● EXERCISE PROMPT
Take the material below and retype it in full; pictures are left out.

● DATA SHOWN
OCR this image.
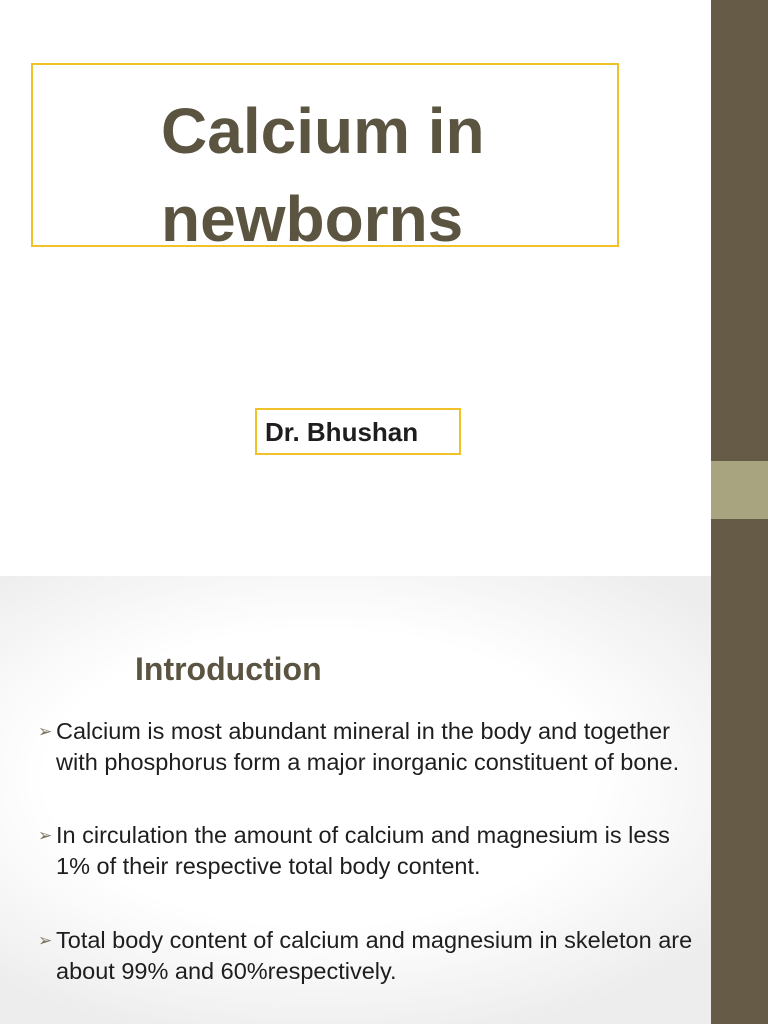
Calcium in
newborns
Dr. Bhushan
Introduction
➢ Calcium is most abundant mineral in the body and together with phosphorus form a major inorganic constituent of bone.
➢ In circulation the amount of calcium and magnesium is less 1% of their respective total body content.
➢ Total body content of calcium and magnesium in skeleton are about 99% and 60%respectively.
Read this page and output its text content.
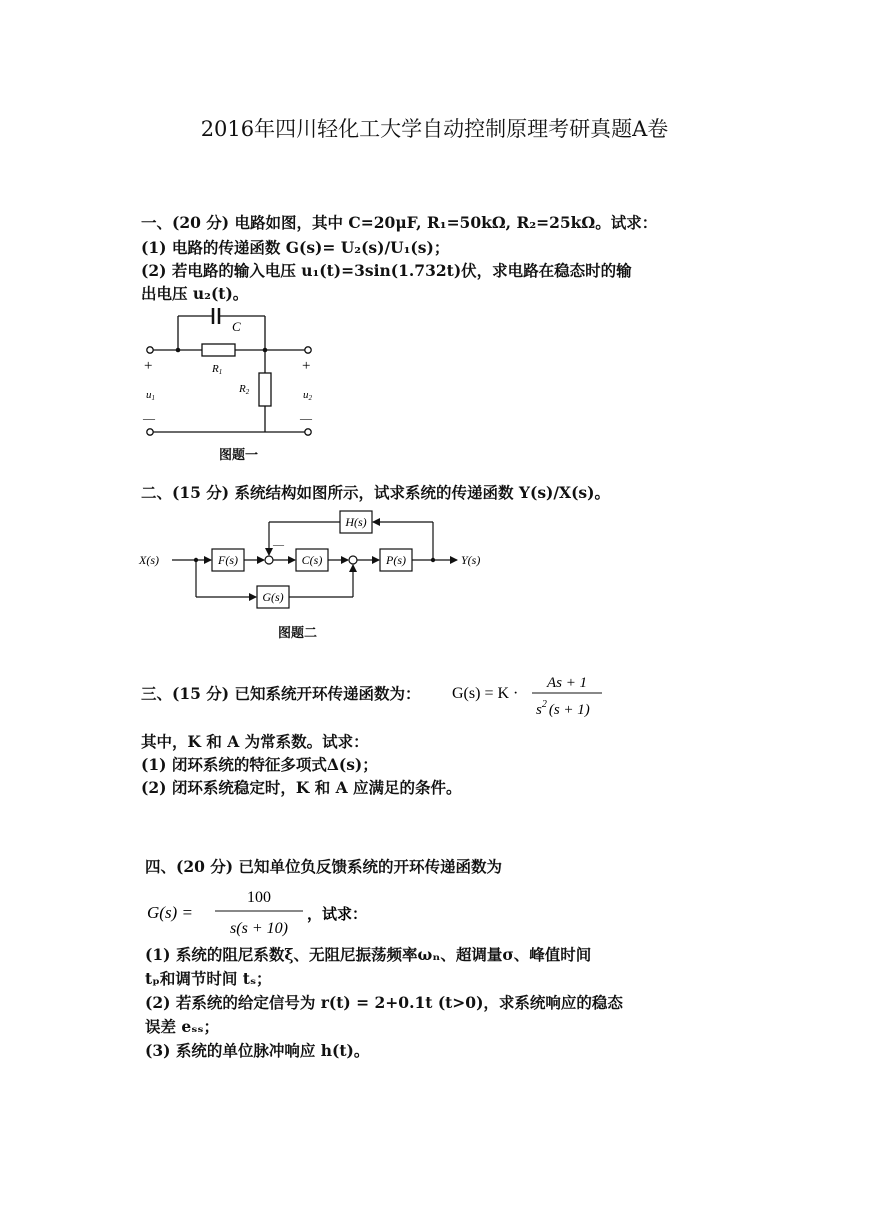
2016年四川轻化工大学自动控制原理考研真题A卷
一、(20 分) 电路如图，其中 C=20μF, R₁=50kΩ, R₂=25kΩ。试求：
(1) 电路的传递函数 G(s)= U₂(s)/U₁(s)；
(2) 若电路的输入电压 u₁(t)=3sin(1.732t)伏，求电路在稳态时的输
出电压 u₂(t)。
C
R1
R2
+	+
u1	u2
—	—
图题一
二、(15 分) 系统结构如图所示，试求系统的传递函数 Y(s)/X(s)。
X(s)	Y(s)
F(s)	C(s)	P(s)
H(s)
G(s)
—
图题二
三、(15 分) 已知系统开环传递函数为： G(s) = K ·
As + 1
$s^2$ (s + 1)
其中，K 和 A 为常系数。试求：
(1) 闭环系统的特征多项式Δ(s)；
(2) 闭环系统稳定时，K 和 A 应满足的条件。
四、(20 分) 已知单位负反馈系统的开环传递函数为
G(s) =
100
s(s + 10)
，试求：
(1) 系统的阻尼系数ξ、无阻尼振荡频率ωₙ、超调量σ、峰值时间
tₚ和调节时间 tₛ；
(2) 若系统的给定信号为 r(t) = 2+0.1t (t>0)，求系统响应的稳态
误差 eₛₛ；
(3) 系统的单位脉冲响应 h(t)。
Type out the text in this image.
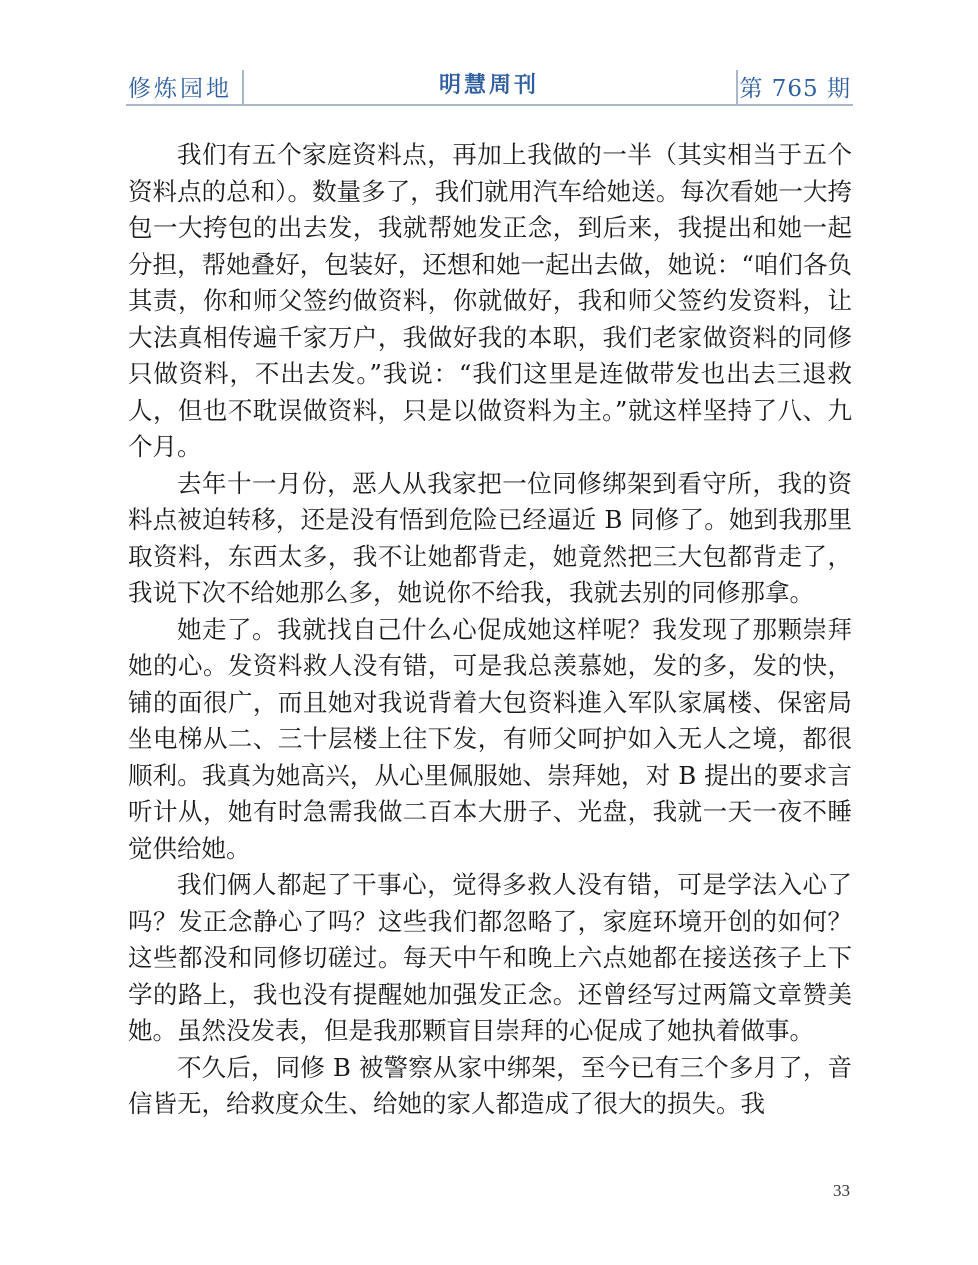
修炼园地	明慧周刊	第 765 期

我们有五个家庭资料点，再加上我做的一半（其实相当于五个资料点的总和）。数量多了，我们就用汽车给她送。每次看她一大挎包一大挎包的出去发，我就帮她发正念，到后来，我提出和她一起分担，帮她叠好，包装好，还想和她一起出去做，她说：“咱们各负其责，你和师父签约做资料，你就做好，我和师父签约发资料，让大法真相传遍千家万户，我做好我的本职，我们老家做资料的同修只做资料，不出去发。”我说：“我们这里是连做带发也出去三退救人，但也不耽误做资料，只是以做资料为主。”就这样坚持了八、九个月。

去年十一月份，恶人从我家把一位同修绑架到看守所，我的资料点被迫转移，还是没有悟到危险已经逼近 B 同修了。她到我那里取资料，东西太多，我不让她都背走，她竟然把三大包都背走了，我说下次不给她那么多，她说你不给我，我就去别的同修那拿。

她走了。我就找自己什么心促成她这样呢？我发现了那颗崇拜她的心。发资料救人没有错，可是我总羡慕她，发的多，发的快，铺的面很广，而且她对我说背着大包资料進入军队家属楼、保密局坐电梯从二、三十层楼上往下发，有师父呵护如入无人之境，都很顺利。我真为她高兴，从心里佩服她、崇拜她，对 B 提出的要求言听计从，她有时急需我做二百本大册子、光盘，我就一天一夜不睡觉供给她。

我们俩人都起了干事心，觉得多救人没有错，可是学法入心了吗？发正念静心了吗？这些我们都忽略了，家庭环境开创的如何？这些都没和同修切磋过。每天中午和晚上六点她都在接送孩子上下学的路上，我也没有提醒她加强发正念。还曾经写过两篇文章赞美她。虽然没发表，但是我那颗盲目崇拜的心促成了她执着做事。

不久后，同修 B 被警察从家中绑架，至今已有三个多月了，音信皆无，给救度众生、给她的家人都造成了很大的损失。我

33
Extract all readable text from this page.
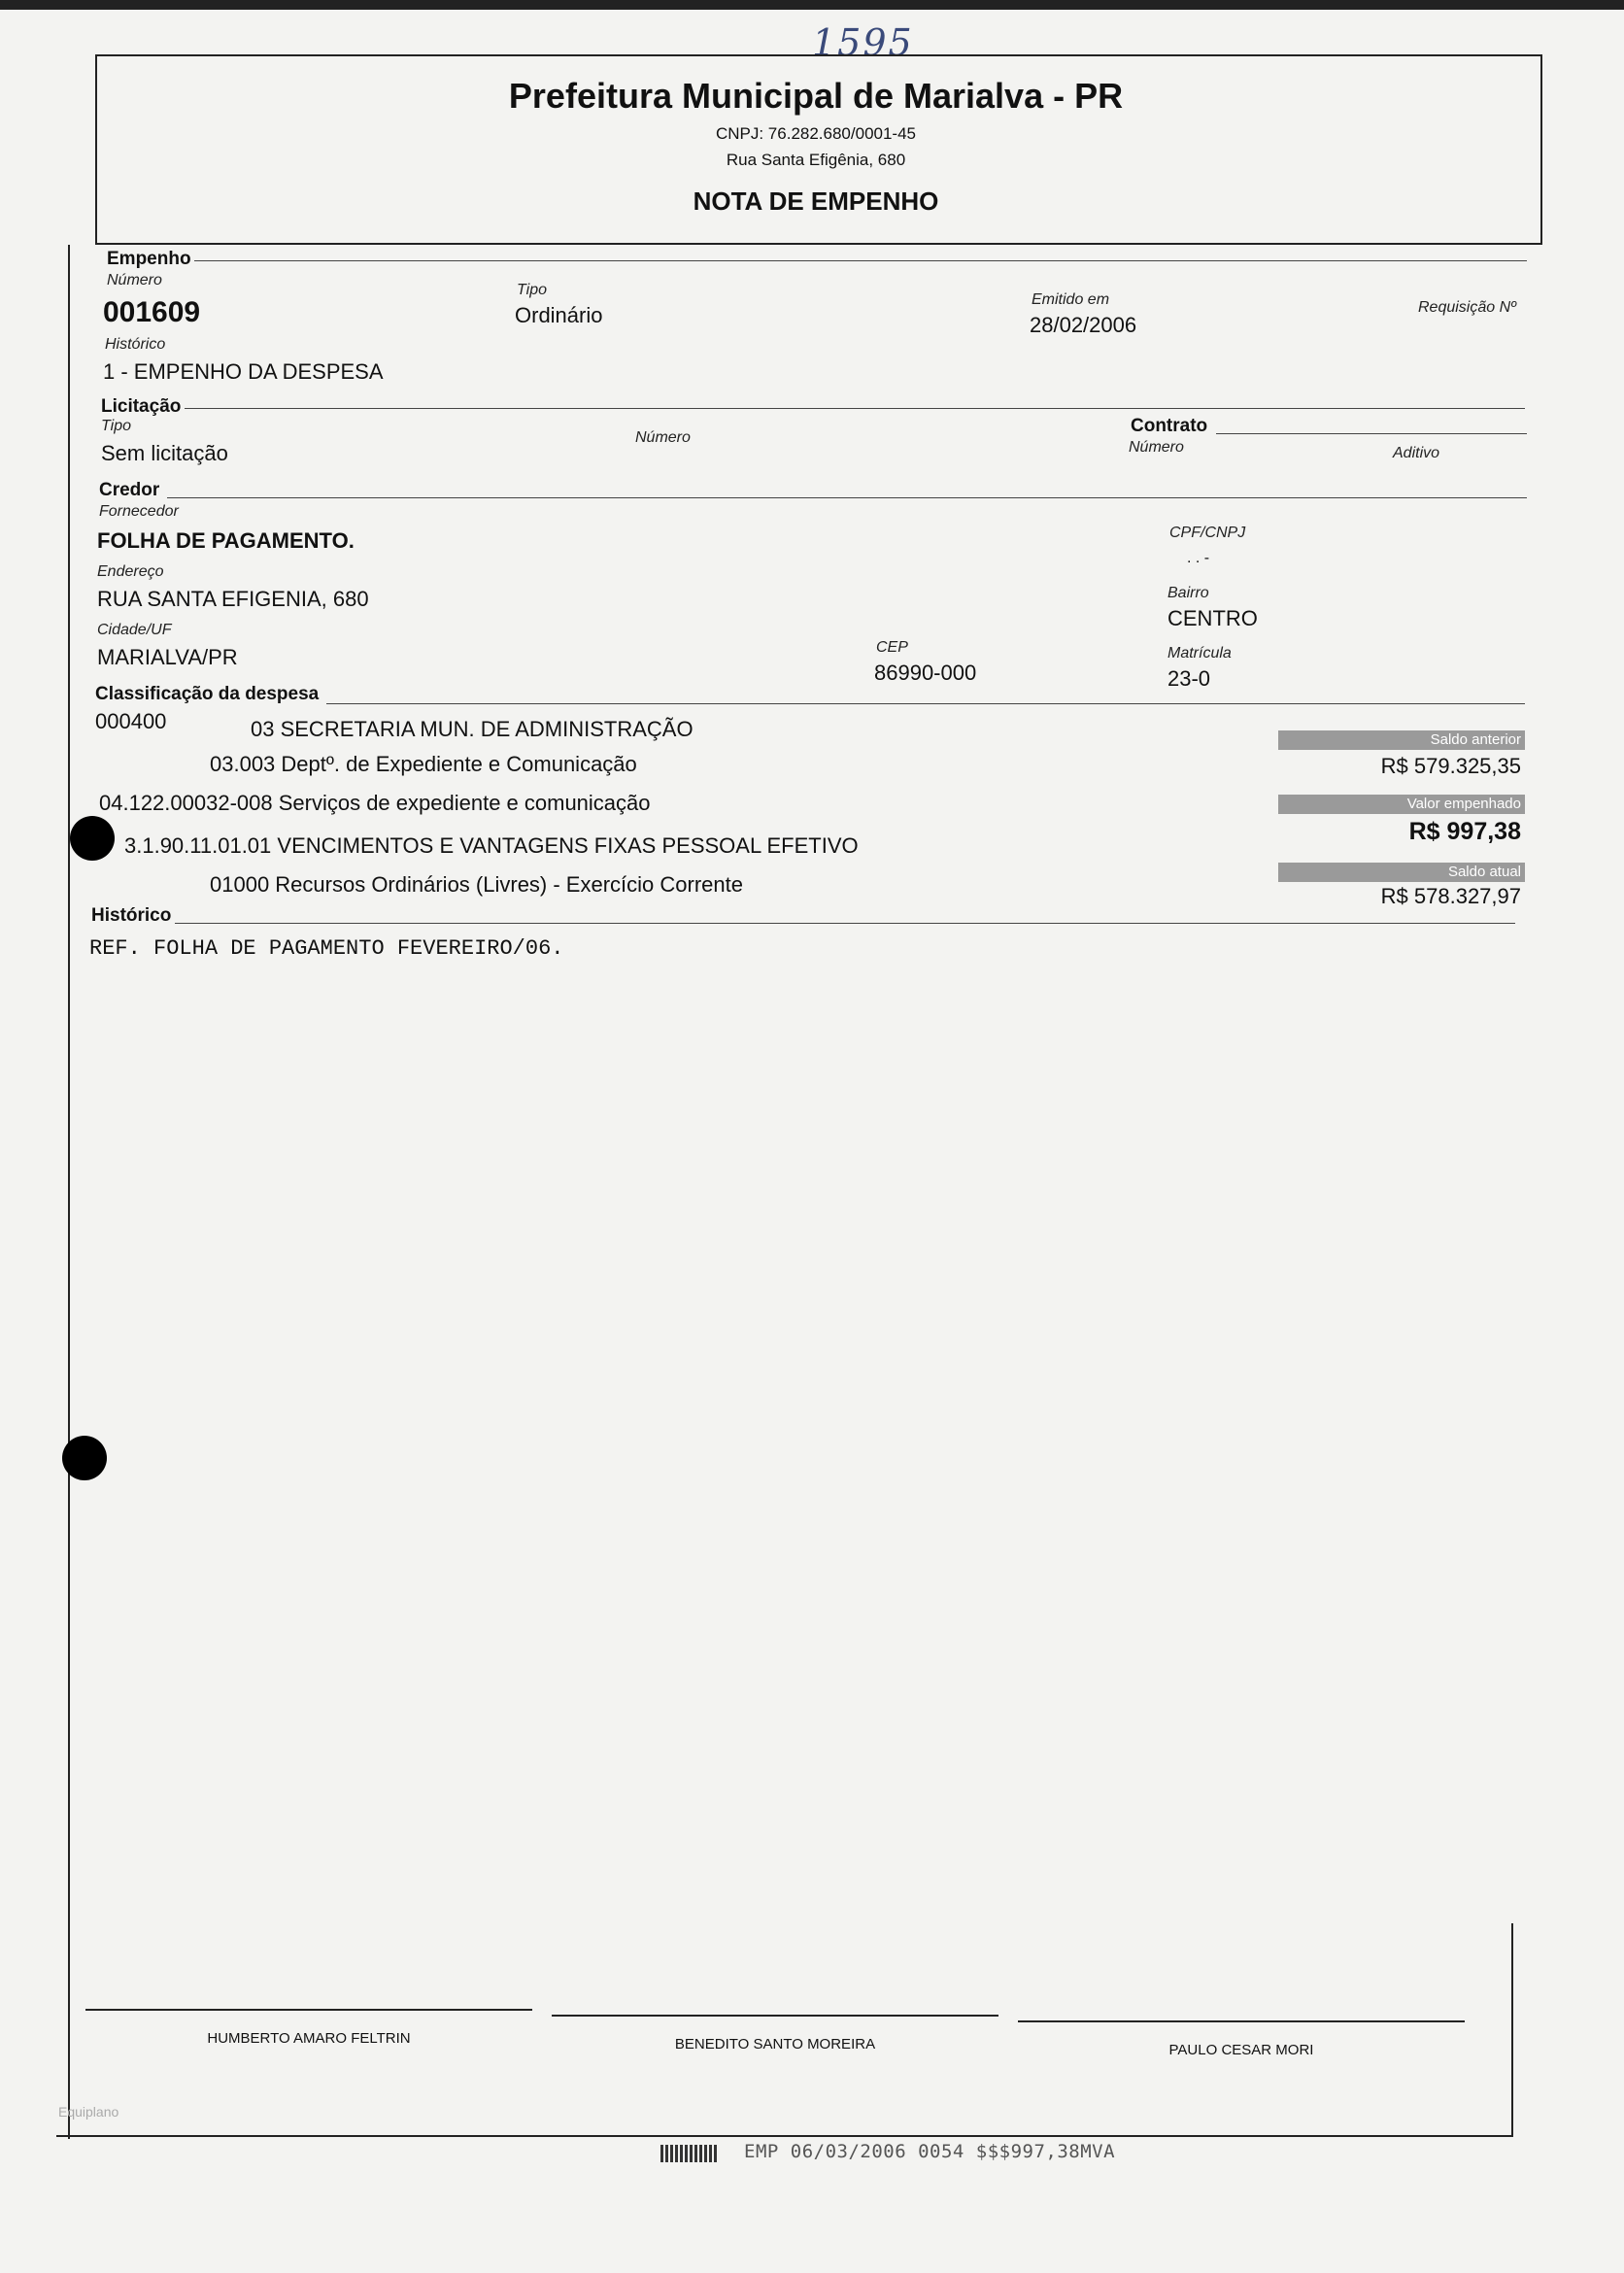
1595
Prefeitura Municipal de Marialva - PR
CNPJ: 76.282.680/0001-45
Rua Santa Efigênia, 680
NOTA DE EMPENHO
Empenho
Número
001609
Tipo
Ordinário
Emitido em
28/02/2006
Requisição Nº
Histórico
1 - EMPENHO DA DESPESA
Licitação
Tipo
Sem licitação
Número
Contrato
Número	Aditivo
Credor
Fornecedor
FOLHA DE PAGAMENTO.	CPF/CNPJ
. . -
Endereço
RUA SANTA EFIGENIA, 680	Bairro
CENTRO
Cidade/UF
MARIALVA/PR	CEP
86990-000
Matrícula
23-0
Classificação da despesa
000400	03 SECRETARIA MUN. DE ADMINISTRAÇÃO
03.003 Deptº. de Expediente e Comunicação
04.122.00032-008 Serviços de expediente e comunicação
3.1.90.11.01.01 VENCIMENTOS E VANTAGENS FIXAS PESSOAL EFETIVO
01000 Recursos Ordinários (Livres) - Exercício Corrente
Saldo anterior
R$ 579.325,35
Valor empenhado
R$ 997,38
Saldo atual
R$ 578.327,97
Histórico
REF. FOLHA DE PAGAMENTO FEVEREIRO/06.
HUMBERTO AMARO FELTRIN	BENEDITO SANTO MOREIRA	PAULO CESAR MORI
Equiplano
EMP 06/03/2006 0054 $$$997,38MVA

● EXPECTED ANSWER
OCR this image.
Calcium in
newborns
Dr. Bhushan
Introduction
➢ Calcium is most abundant mineral in the body and together with phosphorus form a major inorganic constituent of bone.
➢ In circulation the amount of calcium and magnesium is less 1% of their respective total body content.
➢ Total body content of calcium and magnesium in skeleton are about 99% and 60%respectively.
Read this page and output its text content.
2016年四川轻化工大学自动控制原理考研真题A卷
一、(20 分) 电路如图，其中 C=20μF, R₁=50kΩ, R₂=25kΩ。试求：
(1) 电路的传递函数 G(s)= U₂(s)/U₁(s)；
(2) 若电路的输入电压 u₁(t)=3sin(1.732t)伏，求电路在稳态时的输
出电压 u₂(t)。
C
R1
R2
+	+
u1	u2
—	—
图题一
二、(15 分) 系统结构如图所示，试求系统的传递函数 Y(s)/X(s)。
X(s)	Y(s)
F(s)	C(s)	P(s)
H(s)
G(s)
—
图题二
三、(15 分) 已知系统开环传递函数为： G(s) = K ·
As + 1
$s^2$ (s + 1)
其中，K 和 A 为常系数。试求：
(1) 闭环系统的特征多项式Δ(s)；
(2) 闭环系统稳定时，K 和 A 应满足的条件。
四、(20 分) 已知单位负反馈系统的开环传递函数为
G(s) =
100
s(s + 10)
，试求：
(1) 系统的阻尼系数ξ、无阻尼振荡频率ωₙ、超调量σ、峰值时间
tₚ和调节时间 tₛ；
(2) 若系统的给定信号为 r(t) = 2+0.1t (t>0)，求系统响应的稳态
误差 eₛₛ；
(3) 系统的单位脉冲响应 h(t)。
Type out the text in this image.
修炼园地	明慧周刊	第 765 期

我们有五个家庭资料点，再加上我做的一半（其实相当于五个资料点的总和）。数量多了，我们就用汽车给她送。每次看她一大挎包一大挎包的出去发，我就帮她发正念，到后来，我提出和她一起分担，帮她叠好，包装好，还想和她一起出去做，她说：“咱们各负其责，你和师父签约做资料，你就做好，我和师父签约发资料，让大法真相传遍千家万户，我做好我的本职，我们老家做资料的同修只做资料，不出去发。”我说：“我们这里是连做带发也出去三退救人，但也不耽误做资料，只是以做资料为主。”就这样坚持了八、九个月。

去年十一月份，恶人从我家把一位同修绑架到看守所，我的资料点被迫转移，还是没有悟到危险已经逼近 B 同修了。她到我那里取资料，东西太多，我不让她都背走，她竟然把三大包都背走了，我说下次不给她那么多，她说你不给我，我就去别的同修那拿。

她走了。我就找自己什么心促成她这样呢？我发现了那颗崇拜她的心。发资料救人没有错，可是我总羡慕她，发的多，发的快，铺的面很广，而且她对我说背着大包资料進入军队家属楼、保密局坐电梯从二、三十层楼上往下发，有师父呵护如入无人之境，都很顺利。我真为她高兴，从心里佩服她、崇拜她，对 B 提出的要求言听计从，她有时急需我做二百本大册子、光盘，我就一天一夜不睡觉供给她。

我们俩人都起了干事心，觉得多救人没有错，可是学法入心了吗？发正念静心了吗？这些我们都忽略了，家庭环境开创的如何？这些都没和同修切磋过。每天中午和晚上六点她都在接送孩子上下学的路上，我也没有提醒她加强发正念。还曾经写过两篇文章赞美她。虽然没发表，但是我那颗盲目崇拜的心促成了她执着做事。

不久后，同修 B 被警察从家中绑架，至今已有三个多月了，音信皆无，给救度众生、给她的家人都造成了很大的损失。我

33
Extract all readable text from this page.
1595
Prefeitura Municipal de Marialva - PR
CNPJ: 76.282.680/0001-45
Rua Santa Efigênia, 680
NOTA DE EMPENHO
Empenho
Número
001609
Tipo
Ordinário
Emitido em
28/02/2006
Requisição Nº
Histórico
1 - EMPENHO DA DESPESA
Licitação
Tipo
Sem licitação
Número
Contrato
Número	Aditivo
Credor
Fornecedor
FOLHA DE PAGAMENTO.	CPF/CNPJ
. . -
Endereço
RUA SANTA EFIGENIA, 680	Bairro
CENTRO
Cidade/UF
MARIALVA/PR	CEP
86990-000
Matrícula
23-0
Classificação da despesa
000400	03 SECRETARIA MUN. DE ADMINISTRAÇÃO
03.003 Deptº. de Expediente e Comunicação
04.122.00032-008 Serviços de expediente e comunicação
3.1.90.11.01.01 VENCIMENTOS E VANTAGENS FIXAS PESSOAL EFETIVO
01000 Recursos Ordinários (Livres) - Exercício Corrente
Saldo anterior
R$ 579.325,35
Valor empenhado
R$ 997,38
Saldo atual
R$ 578.327,97
Histórico
REF. FOLHA DE PAGAMENTO FEVEREIRO/06.
HUMBERTO AMARO FELTRIN	BENEDITO SANTO MOREIRA	PAULO CESAR MORI
Equiplano
EMP 06/03/2006 0054 $$$997,38MVA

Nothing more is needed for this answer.